# start of Data records
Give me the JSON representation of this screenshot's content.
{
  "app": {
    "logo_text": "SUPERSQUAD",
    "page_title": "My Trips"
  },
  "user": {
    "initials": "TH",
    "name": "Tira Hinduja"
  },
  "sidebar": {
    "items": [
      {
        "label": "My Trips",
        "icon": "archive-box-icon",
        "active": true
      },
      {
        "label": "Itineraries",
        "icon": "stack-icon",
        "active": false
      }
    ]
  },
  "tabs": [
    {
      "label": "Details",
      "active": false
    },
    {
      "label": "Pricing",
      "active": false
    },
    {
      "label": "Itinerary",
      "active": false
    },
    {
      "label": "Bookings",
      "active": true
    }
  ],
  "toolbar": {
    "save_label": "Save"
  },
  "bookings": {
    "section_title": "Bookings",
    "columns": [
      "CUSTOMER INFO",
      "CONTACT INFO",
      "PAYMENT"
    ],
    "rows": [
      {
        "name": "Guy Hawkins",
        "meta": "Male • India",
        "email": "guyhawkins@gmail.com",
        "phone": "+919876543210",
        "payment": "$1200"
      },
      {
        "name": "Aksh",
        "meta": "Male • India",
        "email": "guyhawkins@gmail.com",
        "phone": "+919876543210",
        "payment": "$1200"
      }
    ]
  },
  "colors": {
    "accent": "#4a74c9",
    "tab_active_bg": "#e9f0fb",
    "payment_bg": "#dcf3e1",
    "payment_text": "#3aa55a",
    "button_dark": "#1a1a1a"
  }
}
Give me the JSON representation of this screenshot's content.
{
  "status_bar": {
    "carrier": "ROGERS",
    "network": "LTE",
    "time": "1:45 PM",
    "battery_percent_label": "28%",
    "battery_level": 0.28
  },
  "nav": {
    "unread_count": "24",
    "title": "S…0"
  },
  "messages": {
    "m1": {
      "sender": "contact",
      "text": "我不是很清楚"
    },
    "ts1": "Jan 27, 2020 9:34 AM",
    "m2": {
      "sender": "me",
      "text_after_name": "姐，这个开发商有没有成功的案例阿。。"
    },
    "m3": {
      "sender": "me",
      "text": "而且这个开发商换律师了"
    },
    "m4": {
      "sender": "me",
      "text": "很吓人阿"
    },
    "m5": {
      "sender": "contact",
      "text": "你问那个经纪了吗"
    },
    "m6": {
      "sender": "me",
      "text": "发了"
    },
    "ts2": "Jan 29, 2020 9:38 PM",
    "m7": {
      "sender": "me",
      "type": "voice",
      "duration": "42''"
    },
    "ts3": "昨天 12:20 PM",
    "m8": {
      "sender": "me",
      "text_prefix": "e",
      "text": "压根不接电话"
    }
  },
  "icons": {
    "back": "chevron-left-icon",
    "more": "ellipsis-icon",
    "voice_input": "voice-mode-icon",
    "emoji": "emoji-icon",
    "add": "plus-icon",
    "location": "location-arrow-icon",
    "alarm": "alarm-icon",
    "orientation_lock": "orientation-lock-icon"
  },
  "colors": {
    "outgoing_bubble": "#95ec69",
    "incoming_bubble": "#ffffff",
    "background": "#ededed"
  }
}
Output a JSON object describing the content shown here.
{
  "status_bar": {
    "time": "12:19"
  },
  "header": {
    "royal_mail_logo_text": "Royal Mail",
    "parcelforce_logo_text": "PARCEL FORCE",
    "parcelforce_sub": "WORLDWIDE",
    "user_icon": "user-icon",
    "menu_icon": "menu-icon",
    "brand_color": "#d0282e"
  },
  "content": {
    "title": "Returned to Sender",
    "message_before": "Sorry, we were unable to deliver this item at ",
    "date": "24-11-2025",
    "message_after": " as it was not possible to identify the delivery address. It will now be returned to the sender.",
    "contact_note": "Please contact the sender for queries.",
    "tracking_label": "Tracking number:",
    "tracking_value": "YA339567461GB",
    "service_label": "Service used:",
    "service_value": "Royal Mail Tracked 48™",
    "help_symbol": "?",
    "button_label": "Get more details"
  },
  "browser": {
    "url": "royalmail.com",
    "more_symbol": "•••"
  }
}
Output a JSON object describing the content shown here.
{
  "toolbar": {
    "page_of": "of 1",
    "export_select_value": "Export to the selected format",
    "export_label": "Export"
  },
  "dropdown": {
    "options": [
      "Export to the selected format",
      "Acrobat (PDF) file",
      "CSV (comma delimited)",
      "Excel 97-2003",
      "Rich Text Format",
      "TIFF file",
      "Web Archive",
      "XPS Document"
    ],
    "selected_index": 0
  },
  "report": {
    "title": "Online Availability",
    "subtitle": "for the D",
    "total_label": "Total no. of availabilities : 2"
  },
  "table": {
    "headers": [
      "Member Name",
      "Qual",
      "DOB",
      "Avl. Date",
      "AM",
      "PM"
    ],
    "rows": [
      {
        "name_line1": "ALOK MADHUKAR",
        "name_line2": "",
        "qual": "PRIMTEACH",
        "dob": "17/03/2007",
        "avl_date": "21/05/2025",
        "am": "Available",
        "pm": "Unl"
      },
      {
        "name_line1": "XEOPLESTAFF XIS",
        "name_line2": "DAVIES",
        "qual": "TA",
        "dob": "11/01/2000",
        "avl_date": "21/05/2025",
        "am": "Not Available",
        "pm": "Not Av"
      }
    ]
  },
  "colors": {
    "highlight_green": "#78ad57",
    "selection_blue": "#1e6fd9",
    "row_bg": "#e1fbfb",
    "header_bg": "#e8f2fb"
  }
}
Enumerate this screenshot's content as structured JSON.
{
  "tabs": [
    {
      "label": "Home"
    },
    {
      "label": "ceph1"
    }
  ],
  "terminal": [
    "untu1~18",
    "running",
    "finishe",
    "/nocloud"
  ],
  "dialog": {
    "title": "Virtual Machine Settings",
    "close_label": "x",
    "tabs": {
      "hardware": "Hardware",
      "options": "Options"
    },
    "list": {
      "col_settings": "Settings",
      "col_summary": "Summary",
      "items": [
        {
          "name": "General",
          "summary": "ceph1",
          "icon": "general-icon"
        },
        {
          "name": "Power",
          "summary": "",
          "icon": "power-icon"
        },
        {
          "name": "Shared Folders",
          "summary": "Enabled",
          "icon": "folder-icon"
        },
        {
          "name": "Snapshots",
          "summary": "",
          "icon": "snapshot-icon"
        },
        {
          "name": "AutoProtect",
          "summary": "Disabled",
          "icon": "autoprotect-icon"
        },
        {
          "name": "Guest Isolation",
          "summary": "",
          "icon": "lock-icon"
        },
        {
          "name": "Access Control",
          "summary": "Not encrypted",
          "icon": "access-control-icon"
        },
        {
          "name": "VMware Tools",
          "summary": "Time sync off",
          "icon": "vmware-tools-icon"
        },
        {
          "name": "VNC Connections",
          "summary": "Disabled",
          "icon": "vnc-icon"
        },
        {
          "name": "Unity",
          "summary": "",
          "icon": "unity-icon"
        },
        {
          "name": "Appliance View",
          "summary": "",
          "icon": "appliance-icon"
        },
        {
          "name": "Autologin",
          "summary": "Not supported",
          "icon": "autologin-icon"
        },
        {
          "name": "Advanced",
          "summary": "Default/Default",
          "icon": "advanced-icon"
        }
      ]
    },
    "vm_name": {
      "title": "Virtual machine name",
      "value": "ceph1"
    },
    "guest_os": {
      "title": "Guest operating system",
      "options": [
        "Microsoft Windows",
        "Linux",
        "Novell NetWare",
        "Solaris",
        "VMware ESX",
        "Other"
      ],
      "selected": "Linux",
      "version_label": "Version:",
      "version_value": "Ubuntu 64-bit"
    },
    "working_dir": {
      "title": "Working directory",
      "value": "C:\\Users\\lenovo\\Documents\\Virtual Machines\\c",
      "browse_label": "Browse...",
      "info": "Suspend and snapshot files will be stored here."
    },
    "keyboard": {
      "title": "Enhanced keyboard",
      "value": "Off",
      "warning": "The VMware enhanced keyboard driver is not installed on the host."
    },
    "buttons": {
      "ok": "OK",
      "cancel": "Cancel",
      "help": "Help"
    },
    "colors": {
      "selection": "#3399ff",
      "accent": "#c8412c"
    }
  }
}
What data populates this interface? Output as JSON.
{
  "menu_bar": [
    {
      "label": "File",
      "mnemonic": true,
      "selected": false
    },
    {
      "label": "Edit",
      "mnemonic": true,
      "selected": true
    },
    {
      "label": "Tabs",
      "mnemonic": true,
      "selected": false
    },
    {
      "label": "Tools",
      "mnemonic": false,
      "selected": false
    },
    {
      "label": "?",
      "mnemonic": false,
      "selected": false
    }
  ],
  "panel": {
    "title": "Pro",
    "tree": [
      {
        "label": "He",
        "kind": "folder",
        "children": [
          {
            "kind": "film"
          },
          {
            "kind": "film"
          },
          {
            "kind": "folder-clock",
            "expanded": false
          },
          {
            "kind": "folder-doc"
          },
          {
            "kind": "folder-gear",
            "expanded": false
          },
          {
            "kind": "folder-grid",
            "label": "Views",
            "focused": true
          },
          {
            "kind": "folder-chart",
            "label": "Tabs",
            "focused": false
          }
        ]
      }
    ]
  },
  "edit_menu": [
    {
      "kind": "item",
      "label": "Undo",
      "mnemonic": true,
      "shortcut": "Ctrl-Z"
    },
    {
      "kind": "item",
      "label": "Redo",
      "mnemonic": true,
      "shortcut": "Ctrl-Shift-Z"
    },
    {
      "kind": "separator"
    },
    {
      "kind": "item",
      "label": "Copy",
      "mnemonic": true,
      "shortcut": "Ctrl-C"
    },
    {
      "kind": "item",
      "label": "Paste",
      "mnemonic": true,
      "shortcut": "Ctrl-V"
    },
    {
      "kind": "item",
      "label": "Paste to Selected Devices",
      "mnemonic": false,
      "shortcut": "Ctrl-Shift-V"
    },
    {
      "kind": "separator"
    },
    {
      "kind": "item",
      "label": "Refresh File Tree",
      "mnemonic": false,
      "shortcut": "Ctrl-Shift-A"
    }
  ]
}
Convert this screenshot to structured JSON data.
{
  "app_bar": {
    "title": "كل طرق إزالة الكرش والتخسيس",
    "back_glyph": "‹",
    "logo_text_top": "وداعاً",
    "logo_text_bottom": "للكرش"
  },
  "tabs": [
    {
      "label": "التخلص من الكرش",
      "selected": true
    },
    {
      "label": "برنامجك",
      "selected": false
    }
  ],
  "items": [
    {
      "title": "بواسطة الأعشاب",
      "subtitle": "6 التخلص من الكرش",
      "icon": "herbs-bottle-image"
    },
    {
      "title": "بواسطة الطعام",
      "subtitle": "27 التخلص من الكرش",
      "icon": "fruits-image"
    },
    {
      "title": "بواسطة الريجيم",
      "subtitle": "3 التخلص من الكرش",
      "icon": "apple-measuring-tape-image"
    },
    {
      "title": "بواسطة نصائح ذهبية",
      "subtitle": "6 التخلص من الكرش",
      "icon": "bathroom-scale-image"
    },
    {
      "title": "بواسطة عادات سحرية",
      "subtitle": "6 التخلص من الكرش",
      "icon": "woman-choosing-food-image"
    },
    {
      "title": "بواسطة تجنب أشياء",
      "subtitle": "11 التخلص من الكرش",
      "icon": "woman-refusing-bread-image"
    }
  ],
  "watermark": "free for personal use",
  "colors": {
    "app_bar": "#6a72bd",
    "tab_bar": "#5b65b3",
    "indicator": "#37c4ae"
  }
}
# end of Data records
▶ [Work to be completed] Tell how many lines of the records above hold the string "keyboard". Give no other text.

▶ [Problem solution] 3